Written task:
Scan the lines below; pull out those with "this".

Record list:
============================================================

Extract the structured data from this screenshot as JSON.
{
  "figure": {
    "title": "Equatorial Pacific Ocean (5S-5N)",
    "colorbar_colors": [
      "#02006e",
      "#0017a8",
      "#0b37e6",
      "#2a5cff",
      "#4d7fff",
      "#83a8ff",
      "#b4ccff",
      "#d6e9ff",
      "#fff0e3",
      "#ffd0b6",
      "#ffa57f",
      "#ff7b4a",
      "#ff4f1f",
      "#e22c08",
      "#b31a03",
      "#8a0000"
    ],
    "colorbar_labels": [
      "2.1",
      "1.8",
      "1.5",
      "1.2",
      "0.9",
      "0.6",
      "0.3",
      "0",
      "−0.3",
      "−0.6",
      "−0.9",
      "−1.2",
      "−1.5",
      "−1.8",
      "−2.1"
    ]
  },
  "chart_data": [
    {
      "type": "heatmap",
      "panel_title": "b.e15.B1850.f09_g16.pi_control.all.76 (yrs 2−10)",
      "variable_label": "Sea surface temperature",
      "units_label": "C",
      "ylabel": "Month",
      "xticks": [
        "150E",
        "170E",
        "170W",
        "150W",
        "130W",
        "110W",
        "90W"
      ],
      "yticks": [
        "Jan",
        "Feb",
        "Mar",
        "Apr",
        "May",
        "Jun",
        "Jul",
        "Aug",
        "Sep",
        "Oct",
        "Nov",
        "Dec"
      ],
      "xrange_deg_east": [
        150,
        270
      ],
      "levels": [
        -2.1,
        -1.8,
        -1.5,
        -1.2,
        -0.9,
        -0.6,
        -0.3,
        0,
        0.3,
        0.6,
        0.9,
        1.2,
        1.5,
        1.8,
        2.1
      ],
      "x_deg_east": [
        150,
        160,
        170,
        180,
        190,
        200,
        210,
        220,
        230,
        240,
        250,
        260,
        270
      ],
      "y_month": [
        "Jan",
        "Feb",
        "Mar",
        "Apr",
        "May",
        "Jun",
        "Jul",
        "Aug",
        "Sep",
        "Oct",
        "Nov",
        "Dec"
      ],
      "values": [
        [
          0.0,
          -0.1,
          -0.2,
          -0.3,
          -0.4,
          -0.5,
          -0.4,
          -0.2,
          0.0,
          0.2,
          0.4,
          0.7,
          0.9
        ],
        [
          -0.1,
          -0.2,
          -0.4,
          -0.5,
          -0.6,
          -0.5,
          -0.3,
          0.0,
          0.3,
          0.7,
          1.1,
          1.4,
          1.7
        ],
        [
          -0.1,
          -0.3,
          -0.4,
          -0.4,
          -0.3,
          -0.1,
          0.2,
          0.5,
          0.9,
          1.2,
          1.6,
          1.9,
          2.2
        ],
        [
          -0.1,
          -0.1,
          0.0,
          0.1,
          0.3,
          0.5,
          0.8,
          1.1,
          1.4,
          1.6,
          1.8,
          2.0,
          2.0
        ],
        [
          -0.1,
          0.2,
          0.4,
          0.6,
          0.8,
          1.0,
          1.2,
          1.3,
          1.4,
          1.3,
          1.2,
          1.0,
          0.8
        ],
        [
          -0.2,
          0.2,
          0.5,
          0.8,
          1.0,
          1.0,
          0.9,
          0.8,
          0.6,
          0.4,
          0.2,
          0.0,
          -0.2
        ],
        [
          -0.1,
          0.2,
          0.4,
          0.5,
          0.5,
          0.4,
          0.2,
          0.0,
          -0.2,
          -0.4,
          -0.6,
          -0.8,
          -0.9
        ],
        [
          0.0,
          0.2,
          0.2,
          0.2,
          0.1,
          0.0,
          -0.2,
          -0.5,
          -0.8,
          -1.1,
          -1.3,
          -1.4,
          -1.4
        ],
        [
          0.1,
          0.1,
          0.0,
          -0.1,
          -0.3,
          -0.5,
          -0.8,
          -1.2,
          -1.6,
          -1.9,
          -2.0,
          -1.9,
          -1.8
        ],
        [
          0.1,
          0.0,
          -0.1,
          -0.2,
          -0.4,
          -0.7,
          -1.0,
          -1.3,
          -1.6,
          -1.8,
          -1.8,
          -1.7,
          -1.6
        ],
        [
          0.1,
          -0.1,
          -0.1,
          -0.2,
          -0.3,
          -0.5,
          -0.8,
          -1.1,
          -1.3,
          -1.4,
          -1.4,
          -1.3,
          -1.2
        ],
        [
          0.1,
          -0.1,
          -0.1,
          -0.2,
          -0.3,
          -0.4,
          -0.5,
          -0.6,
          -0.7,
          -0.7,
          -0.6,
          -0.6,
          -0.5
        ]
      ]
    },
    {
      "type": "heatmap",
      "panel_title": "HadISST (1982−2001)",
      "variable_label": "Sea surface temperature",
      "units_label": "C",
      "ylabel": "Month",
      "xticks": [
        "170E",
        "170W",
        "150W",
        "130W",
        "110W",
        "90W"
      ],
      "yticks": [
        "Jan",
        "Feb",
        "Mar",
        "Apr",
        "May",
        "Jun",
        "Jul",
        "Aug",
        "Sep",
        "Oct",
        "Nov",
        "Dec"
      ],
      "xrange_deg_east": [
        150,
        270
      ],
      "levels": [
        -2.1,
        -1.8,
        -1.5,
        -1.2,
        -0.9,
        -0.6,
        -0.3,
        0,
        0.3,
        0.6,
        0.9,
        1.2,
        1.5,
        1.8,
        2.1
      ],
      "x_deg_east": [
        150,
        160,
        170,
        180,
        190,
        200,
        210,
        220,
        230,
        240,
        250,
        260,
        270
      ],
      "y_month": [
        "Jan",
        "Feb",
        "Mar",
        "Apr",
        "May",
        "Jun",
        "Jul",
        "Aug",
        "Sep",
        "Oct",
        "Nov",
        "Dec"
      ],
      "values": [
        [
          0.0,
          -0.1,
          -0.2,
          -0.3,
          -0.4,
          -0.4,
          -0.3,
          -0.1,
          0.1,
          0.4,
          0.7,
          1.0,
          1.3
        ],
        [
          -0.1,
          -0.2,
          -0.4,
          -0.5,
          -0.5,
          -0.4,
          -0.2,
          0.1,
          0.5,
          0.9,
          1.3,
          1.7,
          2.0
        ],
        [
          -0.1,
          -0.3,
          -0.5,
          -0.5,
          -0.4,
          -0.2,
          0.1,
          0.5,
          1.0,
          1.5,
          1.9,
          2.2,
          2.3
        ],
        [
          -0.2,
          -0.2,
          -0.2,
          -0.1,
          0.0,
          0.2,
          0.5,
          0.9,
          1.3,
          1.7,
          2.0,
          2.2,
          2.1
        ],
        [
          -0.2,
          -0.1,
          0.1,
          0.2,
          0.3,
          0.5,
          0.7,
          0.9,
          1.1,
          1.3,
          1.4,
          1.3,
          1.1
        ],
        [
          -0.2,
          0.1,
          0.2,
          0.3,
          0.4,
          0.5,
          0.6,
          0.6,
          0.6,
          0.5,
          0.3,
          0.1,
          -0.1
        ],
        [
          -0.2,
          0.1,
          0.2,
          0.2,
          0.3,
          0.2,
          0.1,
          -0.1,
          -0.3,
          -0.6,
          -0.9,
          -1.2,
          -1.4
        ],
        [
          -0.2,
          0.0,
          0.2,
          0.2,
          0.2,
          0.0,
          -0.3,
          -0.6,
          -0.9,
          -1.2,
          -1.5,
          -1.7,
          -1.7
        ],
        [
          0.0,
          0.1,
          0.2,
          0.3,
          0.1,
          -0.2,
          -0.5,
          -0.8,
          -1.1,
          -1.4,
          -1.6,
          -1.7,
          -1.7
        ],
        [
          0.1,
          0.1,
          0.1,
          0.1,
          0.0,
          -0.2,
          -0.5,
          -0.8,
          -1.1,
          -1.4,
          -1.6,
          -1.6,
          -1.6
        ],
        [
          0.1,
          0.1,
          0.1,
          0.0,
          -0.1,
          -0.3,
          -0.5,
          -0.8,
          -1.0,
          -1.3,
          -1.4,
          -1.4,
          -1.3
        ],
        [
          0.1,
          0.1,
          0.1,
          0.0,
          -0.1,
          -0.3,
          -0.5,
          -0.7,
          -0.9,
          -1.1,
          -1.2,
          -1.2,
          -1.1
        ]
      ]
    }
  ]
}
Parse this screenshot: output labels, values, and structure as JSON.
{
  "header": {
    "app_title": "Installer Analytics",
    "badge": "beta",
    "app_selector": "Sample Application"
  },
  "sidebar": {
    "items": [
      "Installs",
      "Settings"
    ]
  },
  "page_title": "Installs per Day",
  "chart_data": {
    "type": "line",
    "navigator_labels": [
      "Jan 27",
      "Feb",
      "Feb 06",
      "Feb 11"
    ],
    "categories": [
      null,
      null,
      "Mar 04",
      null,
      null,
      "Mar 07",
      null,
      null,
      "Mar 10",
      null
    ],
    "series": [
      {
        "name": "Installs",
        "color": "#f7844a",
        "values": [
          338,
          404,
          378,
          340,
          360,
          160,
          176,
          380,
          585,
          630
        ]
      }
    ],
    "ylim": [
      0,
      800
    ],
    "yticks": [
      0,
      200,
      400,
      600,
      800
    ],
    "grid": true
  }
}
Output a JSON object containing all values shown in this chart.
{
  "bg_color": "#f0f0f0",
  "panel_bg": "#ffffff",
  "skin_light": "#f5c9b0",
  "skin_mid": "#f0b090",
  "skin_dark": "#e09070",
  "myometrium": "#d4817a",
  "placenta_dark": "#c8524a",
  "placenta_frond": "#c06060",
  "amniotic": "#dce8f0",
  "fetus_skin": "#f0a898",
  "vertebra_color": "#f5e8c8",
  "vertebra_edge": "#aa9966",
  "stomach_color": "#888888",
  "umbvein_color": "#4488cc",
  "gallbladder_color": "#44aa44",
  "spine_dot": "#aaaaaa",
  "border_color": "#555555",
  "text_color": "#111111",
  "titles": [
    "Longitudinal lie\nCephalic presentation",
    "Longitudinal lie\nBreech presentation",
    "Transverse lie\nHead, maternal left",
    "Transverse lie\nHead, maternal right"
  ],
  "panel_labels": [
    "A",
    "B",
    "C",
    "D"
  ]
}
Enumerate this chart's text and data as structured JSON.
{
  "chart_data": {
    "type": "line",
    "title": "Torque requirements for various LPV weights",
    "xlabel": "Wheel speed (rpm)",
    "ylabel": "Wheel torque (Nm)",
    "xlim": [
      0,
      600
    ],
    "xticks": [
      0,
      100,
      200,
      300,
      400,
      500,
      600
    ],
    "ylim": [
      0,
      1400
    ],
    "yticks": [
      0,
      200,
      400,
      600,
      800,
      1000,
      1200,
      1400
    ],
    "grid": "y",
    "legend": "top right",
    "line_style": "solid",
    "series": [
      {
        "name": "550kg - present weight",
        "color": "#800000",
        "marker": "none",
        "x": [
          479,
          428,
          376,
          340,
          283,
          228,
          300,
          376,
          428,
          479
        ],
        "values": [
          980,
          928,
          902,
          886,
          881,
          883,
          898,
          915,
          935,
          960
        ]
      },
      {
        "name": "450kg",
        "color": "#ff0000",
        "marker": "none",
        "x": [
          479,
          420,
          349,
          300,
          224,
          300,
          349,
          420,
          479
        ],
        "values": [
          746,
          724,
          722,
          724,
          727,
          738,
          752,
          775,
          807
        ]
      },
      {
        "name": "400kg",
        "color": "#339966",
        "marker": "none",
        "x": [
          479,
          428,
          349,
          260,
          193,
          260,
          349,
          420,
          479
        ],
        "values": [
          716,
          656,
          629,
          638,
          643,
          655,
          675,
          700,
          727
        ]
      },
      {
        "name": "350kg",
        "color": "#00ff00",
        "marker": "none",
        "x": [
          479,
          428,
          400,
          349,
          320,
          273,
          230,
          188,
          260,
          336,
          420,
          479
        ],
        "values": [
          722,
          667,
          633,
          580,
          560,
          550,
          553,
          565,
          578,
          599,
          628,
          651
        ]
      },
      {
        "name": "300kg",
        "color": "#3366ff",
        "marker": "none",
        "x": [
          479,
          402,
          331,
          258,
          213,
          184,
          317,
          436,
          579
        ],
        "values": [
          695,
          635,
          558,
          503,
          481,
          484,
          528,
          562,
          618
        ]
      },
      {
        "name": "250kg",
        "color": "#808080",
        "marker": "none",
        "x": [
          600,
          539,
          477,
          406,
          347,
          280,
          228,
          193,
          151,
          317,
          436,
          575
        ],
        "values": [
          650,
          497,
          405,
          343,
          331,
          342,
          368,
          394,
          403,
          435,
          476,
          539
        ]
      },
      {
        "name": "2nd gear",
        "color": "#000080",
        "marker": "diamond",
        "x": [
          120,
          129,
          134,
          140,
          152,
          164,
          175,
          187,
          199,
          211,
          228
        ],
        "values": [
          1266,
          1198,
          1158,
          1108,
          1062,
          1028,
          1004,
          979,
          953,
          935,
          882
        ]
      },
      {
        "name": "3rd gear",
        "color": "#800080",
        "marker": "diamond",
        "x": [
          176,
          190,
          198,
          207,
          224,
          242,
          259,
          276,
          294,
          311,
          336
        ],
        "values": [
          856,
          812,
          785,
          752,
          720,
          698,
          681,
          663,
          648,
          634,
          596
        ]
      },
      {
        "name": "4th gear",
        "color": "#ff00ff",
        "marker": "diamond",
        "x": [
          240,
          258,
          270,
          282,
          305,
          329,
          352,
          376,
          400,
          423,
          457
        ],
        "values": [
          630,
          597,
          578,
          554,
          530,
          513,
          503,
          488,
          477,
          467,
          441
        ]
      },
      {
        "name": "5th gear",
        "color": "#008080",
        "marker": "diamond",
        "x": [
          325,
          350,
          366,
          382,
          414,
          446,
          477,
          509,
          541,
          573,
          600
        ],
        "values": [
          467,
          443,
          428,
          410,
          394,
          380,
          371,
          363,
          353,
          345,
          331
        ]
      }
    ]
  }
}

============================================================

Answer to the exercise:
Extract the structured data from this screenshot as JSON.
Parse this screenshot: output labels, values, and structure as JSON.
Output a JSON object containing all values shown in this chart.
Enumerate this chart's text and data as structured JSON.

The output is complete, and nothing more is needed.